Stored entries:
══════════════════════════════

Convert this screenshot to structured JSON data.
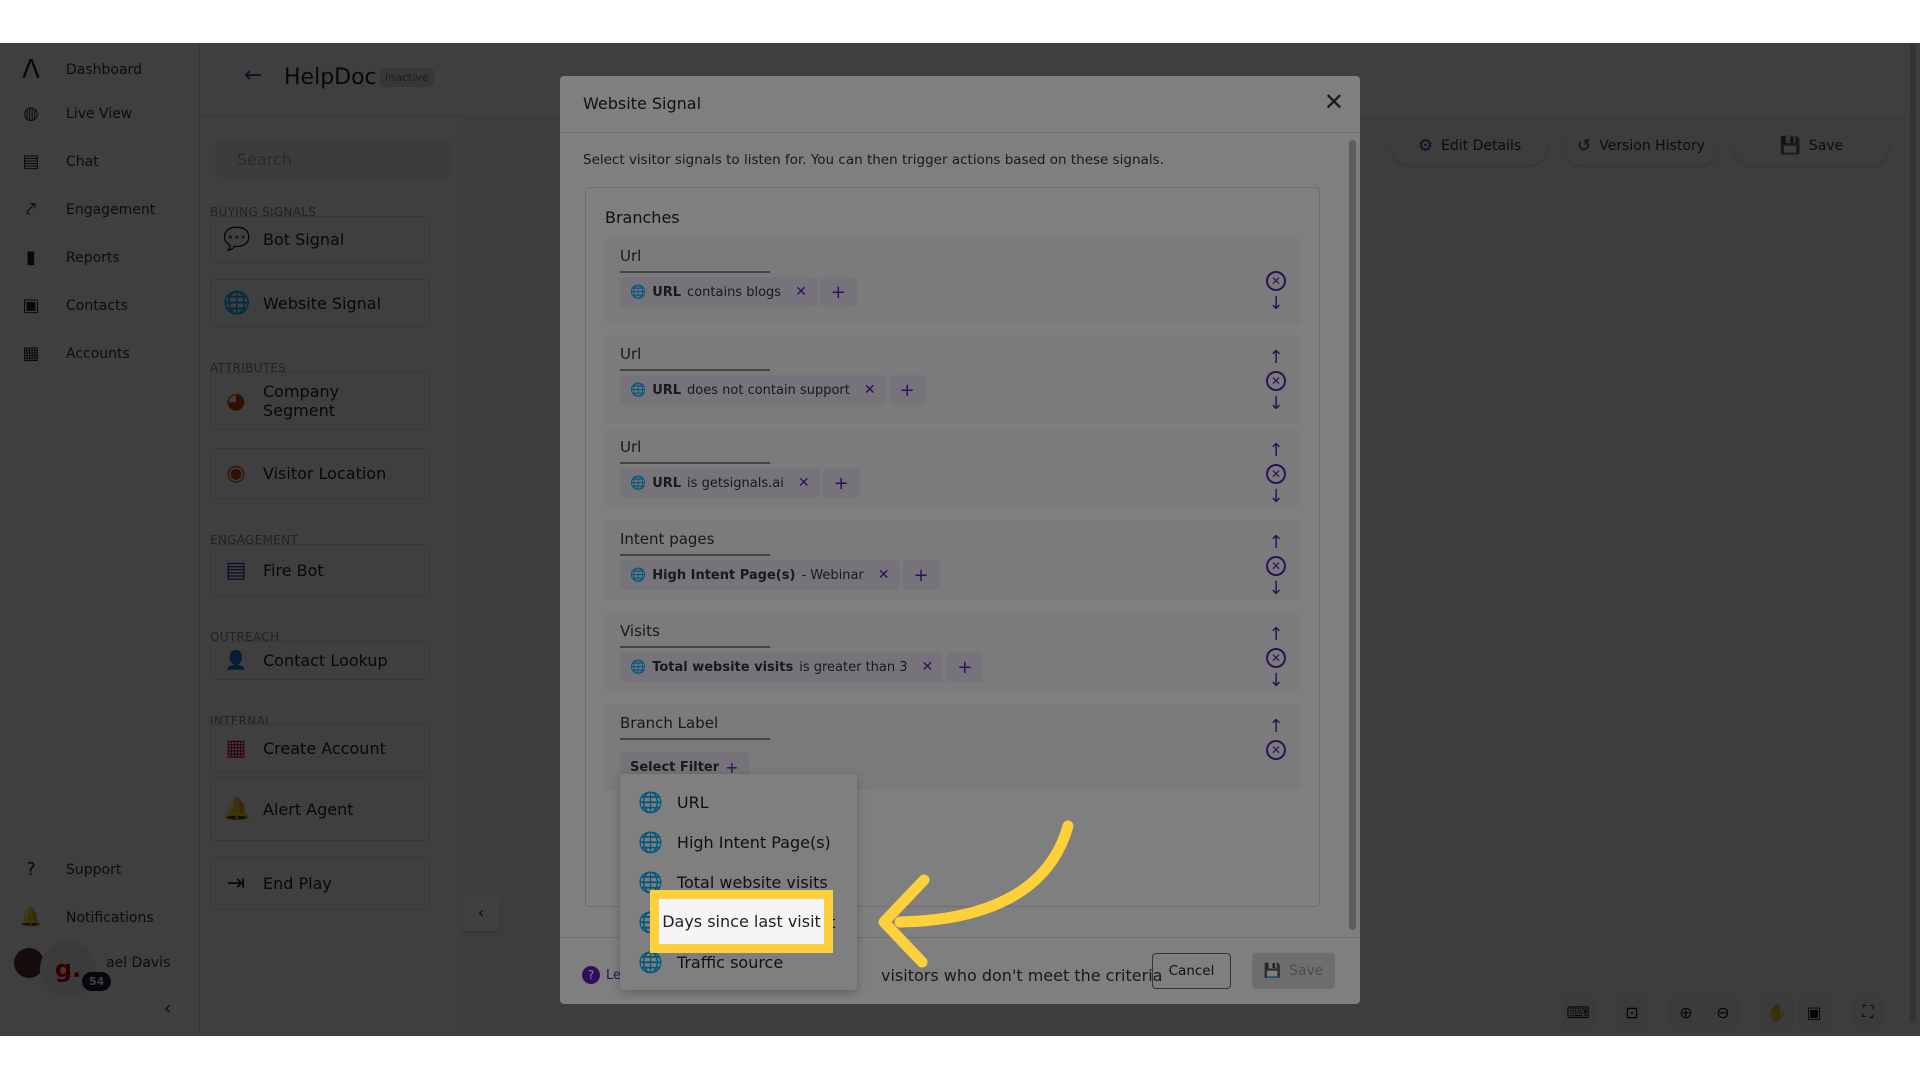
{
  "nav": {
    "items": [
      {
        "label": "Dashboard",
        "icon": "logo-icon"
      },
      {
        "label": "Live View",
        "icon": "live-view-icon"
      },
      {
        "label": "Chat",
        "icon": "chat-icon"
      },
      {
        "label": "Engagement",
        "icon": "engagement-icon"
      },
      {
        "label": "Reports",
        "icon": "reports-icon"
      },
      {
        "label": "Contacts",
        "icon": "contacts-icon"
      },
      {
        "label": "Accounts",
        "icon": "accounts-icon"
      }
    ],
    "bottom": [
      {
        "label": "Support"
      },
      {
        "label": "Notifications"
      }
    ],
    "user": {
      "name": "ael Davis",
      "widget_letter": "g.",
      "badge": "54"
    }
  },
  "header": {
    "title": "HelpDoc",
    "status": "Inactive"
  },
  "panel": {
    "search_placeholder": "Search",
    "sections": {
      "buying": "BUYING SIGNALS",
      "attributes": "ATTRIBUTES",
      "engagement": "ENGAGEMENT",
      "outreach": "OUTREACH",
      "internal": "INTERNAL"
    },
    "cards": [
      "Bot Signal",
      "Website Signal",
      "Company Segment",
      "Visitor Location",
      "Fire Bot",
      "Contact Lookup",
      "Create Account",
      "Alert Agent",
      "End Play"
    ]
  },
  "toolbar": {
    "edit": "Edit Details",
    "history": "Version History",
    "save": "Save"
  },
  "modal": {
    "title": "Website Signal",
    "description": "Select visitor signals to listen for. You can then trigger actions based on these signals.",
    "branches_title": "Branches",
    "branches": [
      {
        "label": "Url",
        "chip_bold": "URL",
        "chip_rest": "contains blogs"
      },
      {
        "label": "Url",
        "chip_bold": "URL",
        "chip_rest": "does not contain support"
      },
      {
        "label": "Url",
        "chip_bold": "URL",
        "chip_rest": "is getsignals.ai"
      },
      {
        "label": "Intent pages",
        "chip_bold": "High Intent Page(s)",
        "chip_rest": "- Webinar"
      },
      {
        "label": "Visits",
        "chip_bold": "Total website visits",
        "chip_rest": "is greater than 3"
      },
      {
        "label": "Branch Label",
        "select_filter": "Select Filter"
      }
    ],
    "checkbox_text": "visitors who don't meet the criteria",
    "learn": "Le",
    "cancel": "Cancel",
    "save": "Save"
  },
  "dropdown": {
    "items": [
      "URL",
      "High Intent Page(s)",
      "Total website visits",
      "Days since last visit",
      "Traffic source"
    ],
    "highlighted": "Days since last visit"
  },
  "colors": {
    "accent": "#5b21b6",
    "highlight": "#fdd13b"
  }
}
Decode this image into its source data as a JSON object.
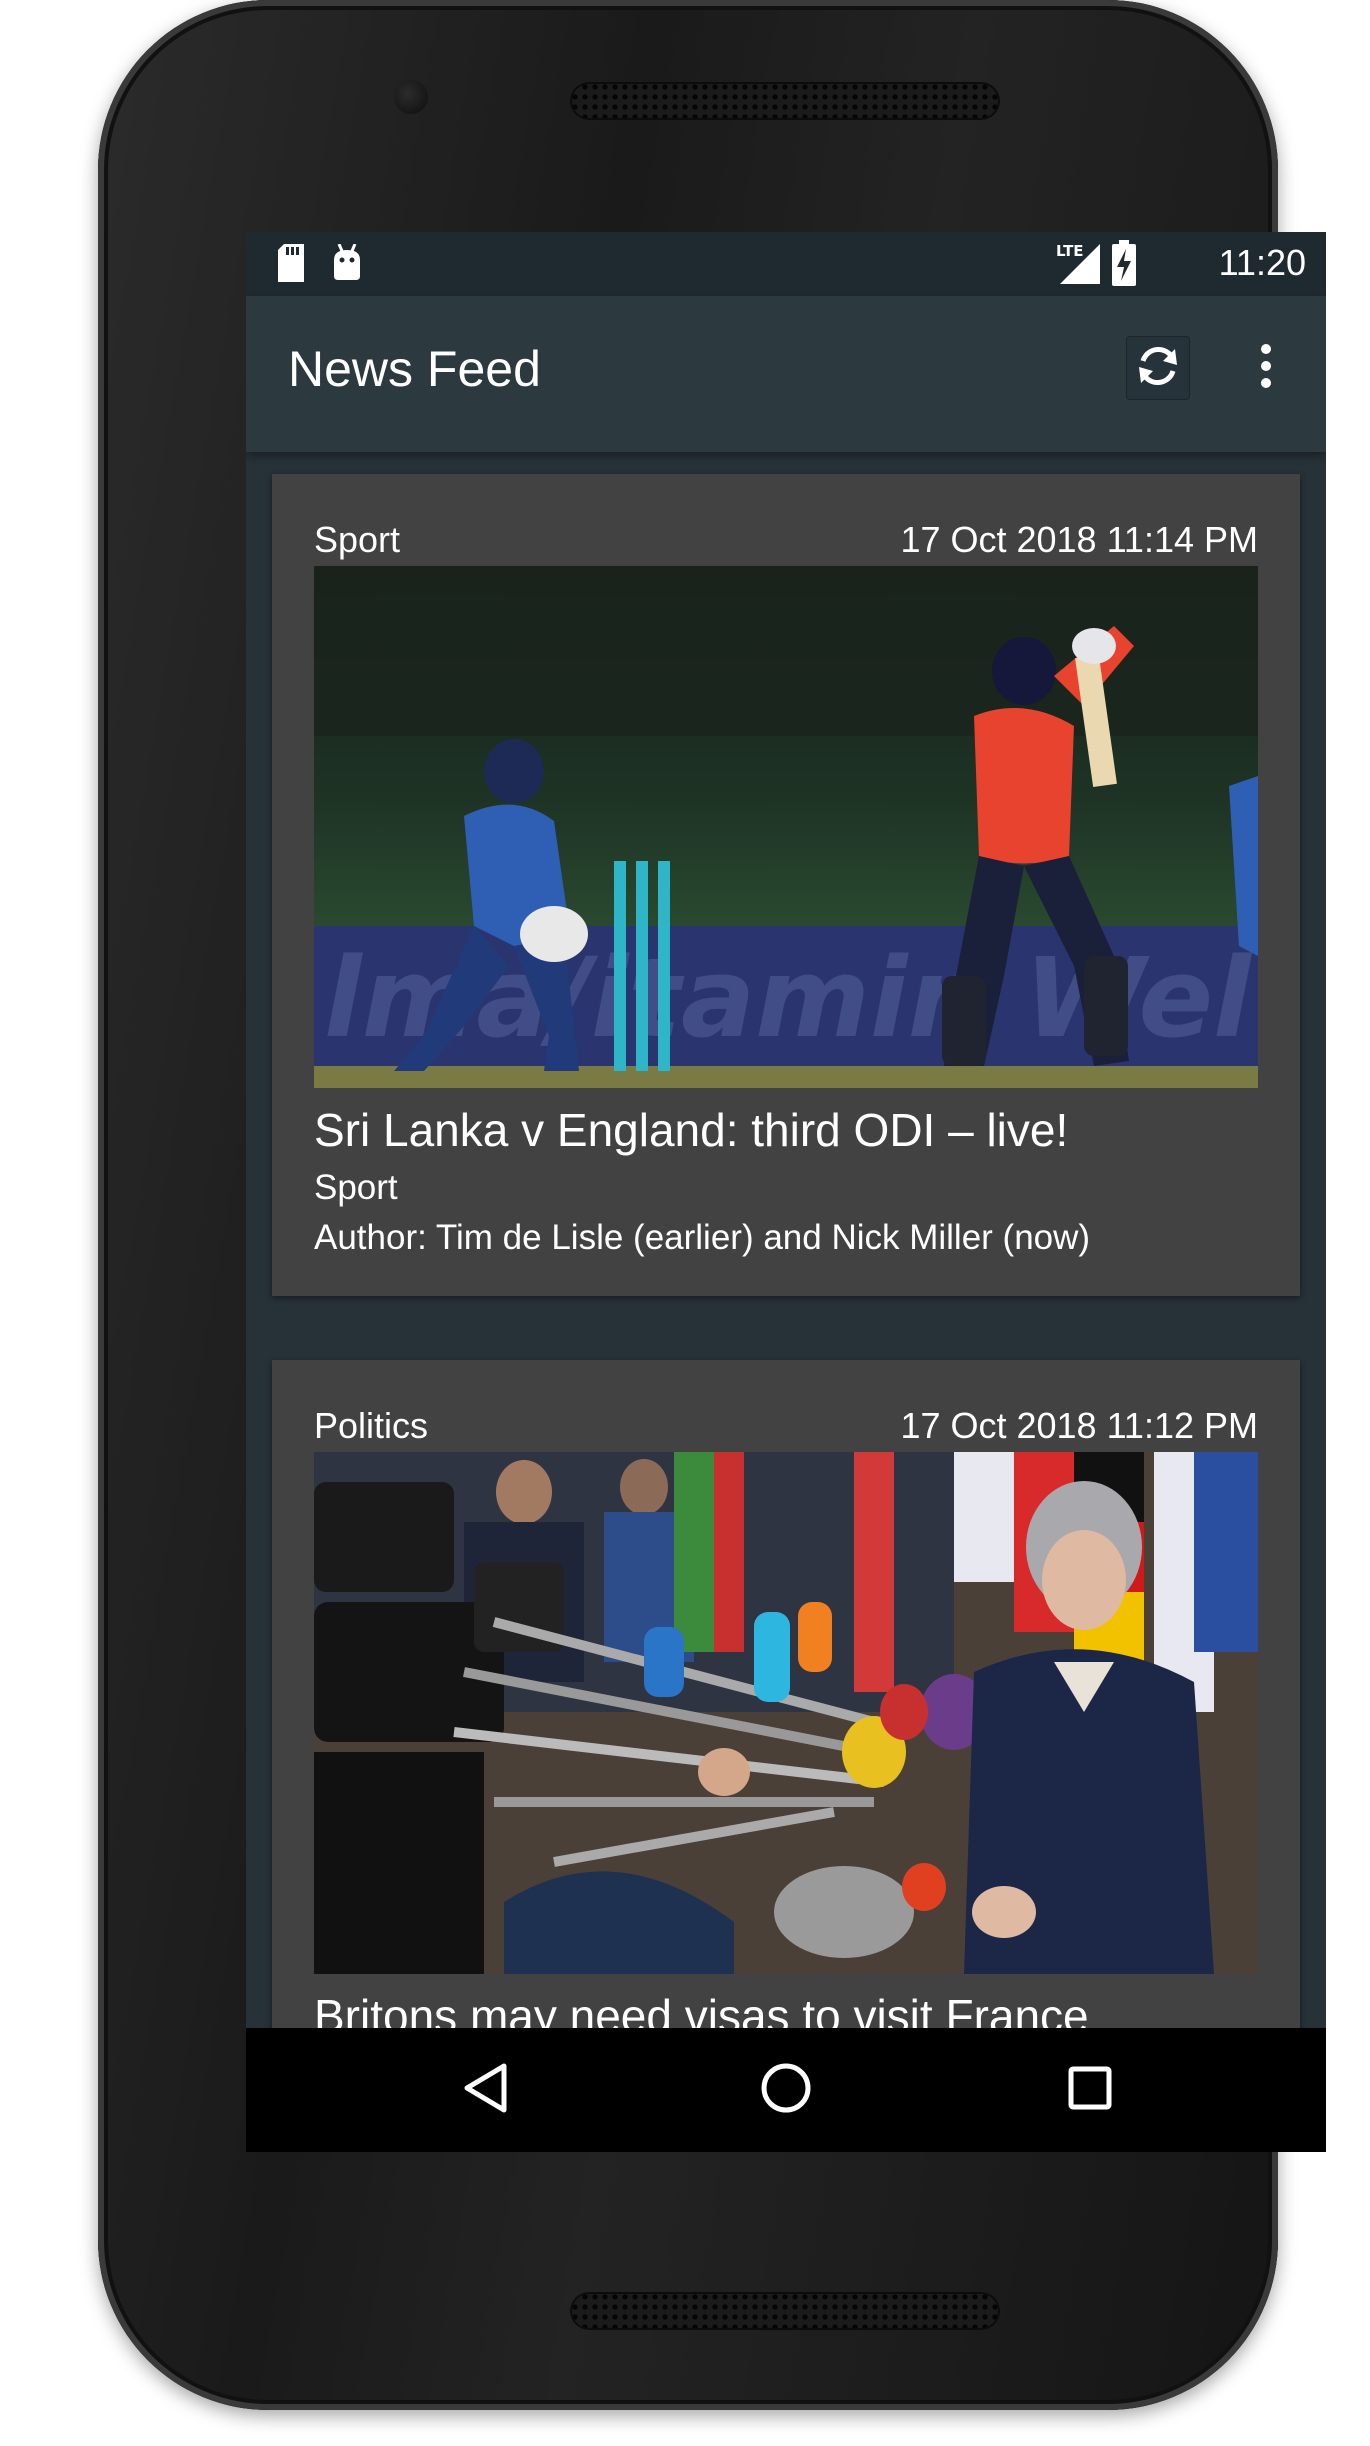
{
  "status_bar": {
    "time": "11:20",
    "icons": [
      "sd-card-icon",
      "android-debug-icon",
      "lte-signal-icon",
      "battery-charging-icon"
    ],
    "network_label": "LTE"
  },
  "app_bar": {
    "title": "News Feed",
    "actions": [
      "refresh-icon",
      "more-vert-icon"
    ]
  },
  "feed": {
    "items": [
      {
        "category": "Sport",
        "date": "17 Oct 2018 11:14 PM",
        "image": "cricket-match-photo",
        "title": "Sri Lanka v England: third ODI – live!",
        "section": "Sport",
        "author": "Author: Tim de Lisle (earlier) and Nick Miller (now)"
      },
      {
        "category": "Politics",
        "date": "17 Oct 2018 11:12 PM",
        "image": "press-conference-photo",
        "title": "Britons may need visas to visit France"
      }
    ]
  },
  "nav_bar": {
    "buttons": [
      "back-icon",
      "home-icon",
      "recents-icon"
    ]
  },
  "colors": {
    "screen_bg": "#263238",
    "app_bar": "#2c393f",
    "status_bar": "#1f2a30",
    "card_bg": "#424242",
    "text": "#ffffff"
  }
}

══════════════════════════════

Directions for this task:
Reproduce the records verbatim, omitting all images they contain.

The answer:
Convert this screenshot to structured JSON data.
{
  "nav": {
    "items": [
      {
        "label": "Dashboard",
        "icon": "logo-icon"
      },
      {
        "label": "Live View",
        "icon": "live-view-icon"
      },
      {
        "label": "Chat",
        "icon": "chat-icon"
      },
      {
        "label": "Engagement",
        "icon": "engagement-icon"
      },
      {
        "label": "Reports",
        "icon": "reports-icon"
      },
      {
        "label": "Contacts",
        "icon": "contacts-icon"
      },
      {
        "label": "Accounts",
        "icon": "accounts-icon"
      }
    ],
    "bottom": [
      {
        "label": "Support"
      },
      {
        "label": "Notifications"
      }
    ],
    "user": {
      "name": "ael Davis",
      "widget_letter": "g.",
      "badge": "54"
    }
  },
  "header": {
    "title": "HelpDoc",
    "status": "Inactive"
  },
  "panel": {
    "search_placeholder": "Search",
    "sections": {
      "buying": "BUYING SIGNALS",
      "attributes": "ATTRIBUTES",
      "engagement": "ENGAGEMENT",
      "outreach": "OUTREACH",
      "internal": "INTERNAL"
    },
    "cards": [
      "Bot Signal",
      "Website Signal",
      "Company Segment",
      "Visitor Location",
      "Fire Bot",
      "Contact Lookup",
      "Create Account",
      "Alert Agent",
      "End Play"
    ]
  },
  "toolbar": {
    "edit": "Edit Details",
    "history": "Version History",
    "save": "Save"
  },
  "modal": {
    "title": "Website Signal",
    "description": "Select visitor signals to listen for. You can then trigger actions based on these signals.",
    "branches_title": "Branches",
    "branches": [
      {
        "label": "Url",
        "chip_bold": "URL",
        "chip_rest": "contains blogs"
      },
      {
        "label": "Url",
        "chip_bold": "URL",
        "chip_rest": "does not contain support"
      },
      {
        "label": "Url",
        "chip_bold": "URL",
        "chip_rest": "is getsignals.ai"
      },
      {
        "label": "Intent pages",
        "chip_bold": "High Intent Page(s)",
        "chip_rest": "- Webinar"
      },
      {
        "label": "Visits",
        "chip_bold": "Total website visits",
        "chip_rest": "is greater than 3"
      },
      {
        "label": "Branch Label",
        "select_filter": "Select Filter"
      }
    ],
    "checkbox_text": "visitors who don't meet the criteria",
    "learn": "Le",
    "cancel": "Cancel",
    "save": "Save"
  },
  "dropdown": {
    "items": [
      "URL",
      "High Intent Page(s)",
      "Total website visits",
      "Days since last visit",
      "Traffic source"
    ],
    "highlighted": "Days since last visit"
  },
  "colors": {
    "accent": "#5b21b6",
    "highlight": "#fdd13b"
  }
}
Decode this image into its source data as a JSON object.
{
  "status_bar": {
    "time": "11:20",
    "icons": [
      "sd-card-icon",
      "android-debug-icon",
      "lte-signal-icon",
      "battery-charging-icon"
    ],
    "network_label": "LTE"
  },
  "app_bar": {
    "title": "News Feed",
    "actions": [
      "refresh-icon",
      "more-vert-icon"
    ]
  },
  "feed": {
    "items": [
      {
        "category": "Sport",
        "date": "17 Oct 2018 11:14 PM",
        "image": "cricket-match-photo",
        "title": "Sri Lanka v England: third ODI – live!",
        "section": "Sport",
        "author": "Author: Tim de Lisle (earlier) and Nick Miller (now)"
      },
      {
        "category": "Politics",
        "date": "17 Oct 2018 11:12 PM",
        "image": "press-conference-photo",
        "title": "Britons may need visas to visit France"
      }
    ]
  },
  "nav_bar": {
    "buttons": [
      "back-icon",
      "home-icon",
      "recents-icon"
    ]
  },
  "colors": {
    "screen_bg": "#263238",
    "app_bar": "#2c393f",
    "status_bar": "#1f2a30",
    "card_bg": "#424242",
    "text": "#ffffff"
  }
}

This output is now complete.